**Stated exercise:** Copy out all lines with the word "primary" in them.

Dataset entries
==============================

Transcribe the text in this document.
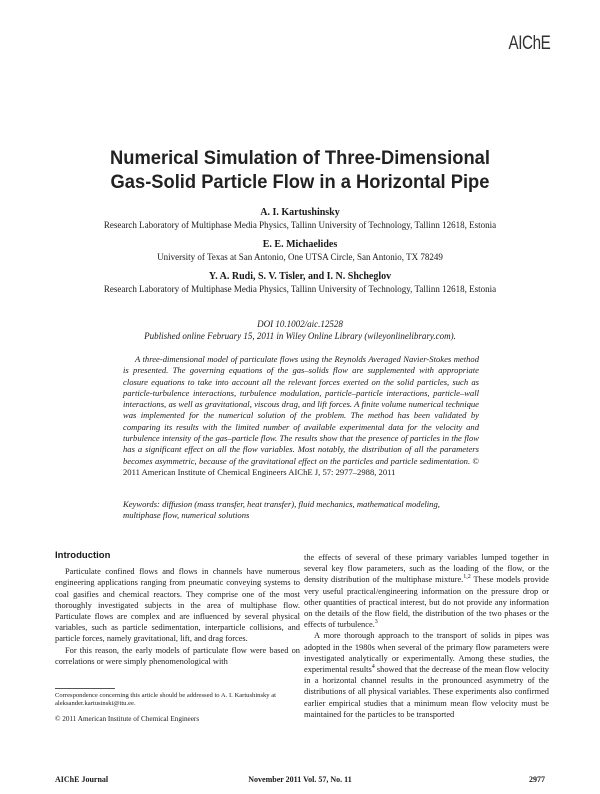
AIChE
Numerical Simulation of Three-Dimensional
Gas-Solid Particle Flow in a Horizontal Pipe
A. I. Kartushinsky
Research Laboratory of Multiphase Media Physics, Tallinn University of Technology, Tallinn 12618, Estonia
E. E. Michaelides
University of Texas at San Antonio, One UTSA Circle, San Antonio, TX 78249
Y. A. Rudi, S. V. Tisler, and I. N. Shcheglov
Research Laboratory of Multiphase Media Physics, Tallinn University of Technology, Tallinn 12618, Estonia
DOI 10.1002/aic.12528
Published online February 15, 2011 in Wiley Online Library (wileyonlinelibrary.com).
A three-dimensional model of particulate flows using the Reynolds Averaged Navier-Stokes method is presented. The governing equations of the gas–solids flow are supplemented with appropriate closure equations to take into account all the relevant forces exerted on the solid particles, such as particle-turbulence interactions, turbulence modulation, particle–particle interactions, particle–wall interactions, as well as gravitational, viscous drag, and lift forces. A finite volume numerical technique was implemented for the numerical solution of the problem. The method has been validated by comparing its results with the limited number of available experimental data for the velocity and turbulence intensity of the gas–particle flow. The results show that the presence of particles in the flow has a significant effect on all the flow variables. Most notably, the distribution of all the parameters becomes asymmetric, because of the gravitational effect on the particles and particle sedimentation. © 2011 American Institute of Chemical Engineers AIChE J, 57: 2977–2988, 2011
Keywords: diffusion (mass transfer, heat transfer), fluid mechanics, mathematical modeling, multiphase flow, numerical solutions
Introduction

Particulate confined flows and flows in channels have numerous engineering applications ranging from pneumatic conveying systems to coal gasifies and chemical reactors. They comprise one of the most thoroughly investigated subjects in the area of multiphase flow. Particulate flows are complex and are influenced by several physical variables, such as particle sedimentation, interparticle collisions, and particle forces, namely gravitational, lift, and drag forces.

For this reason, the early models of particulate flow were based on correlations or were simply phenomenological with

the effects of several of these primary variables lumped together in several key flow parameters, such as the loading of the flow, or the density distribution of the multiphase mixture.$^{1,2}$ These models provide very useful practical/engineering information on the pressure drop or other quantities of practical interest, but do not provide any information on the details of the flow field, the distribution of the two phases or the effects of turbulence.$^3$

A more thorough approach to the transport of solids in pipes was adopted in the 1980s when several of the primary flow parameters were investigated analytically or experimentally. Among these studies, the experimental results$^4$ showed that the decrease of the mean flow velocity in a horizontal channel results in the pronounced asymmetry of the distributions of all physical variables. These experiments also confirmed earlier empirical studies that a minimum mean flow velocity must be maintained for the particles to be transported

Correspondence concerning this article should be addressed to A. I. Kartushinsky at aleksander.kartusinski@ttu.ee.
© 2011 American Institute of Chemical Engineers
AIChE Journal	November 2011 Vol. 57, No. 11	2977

==============================

**Exercise response:**
the effects of several of these primary variables lumped together in several key flow parameters, such as the loading of the flow, or the density distribution of the multiphase mixture.$^{1,2}$ These models provide very useful practical/engineering information on the pressure drop or other quantities of practical interest, but do not provide any information on the details of the flow field, the distribution of the two phases or the effects of turbulence.$^3$
A more thorough approach to the transport of solids in pipes was adopted in the 1980s when several of the primary flow parameters were investigated analytically or experimentally. Among these studies, the experimental results$^4$ showed that the decrease of the mean flow velocity in a horizontal channel results in the pronounced asymmetry of the distributions of all physical variables. These experiments also confirmed earlier empirical studies that a minimum mean flow velocity must be maintained for the particles to be transported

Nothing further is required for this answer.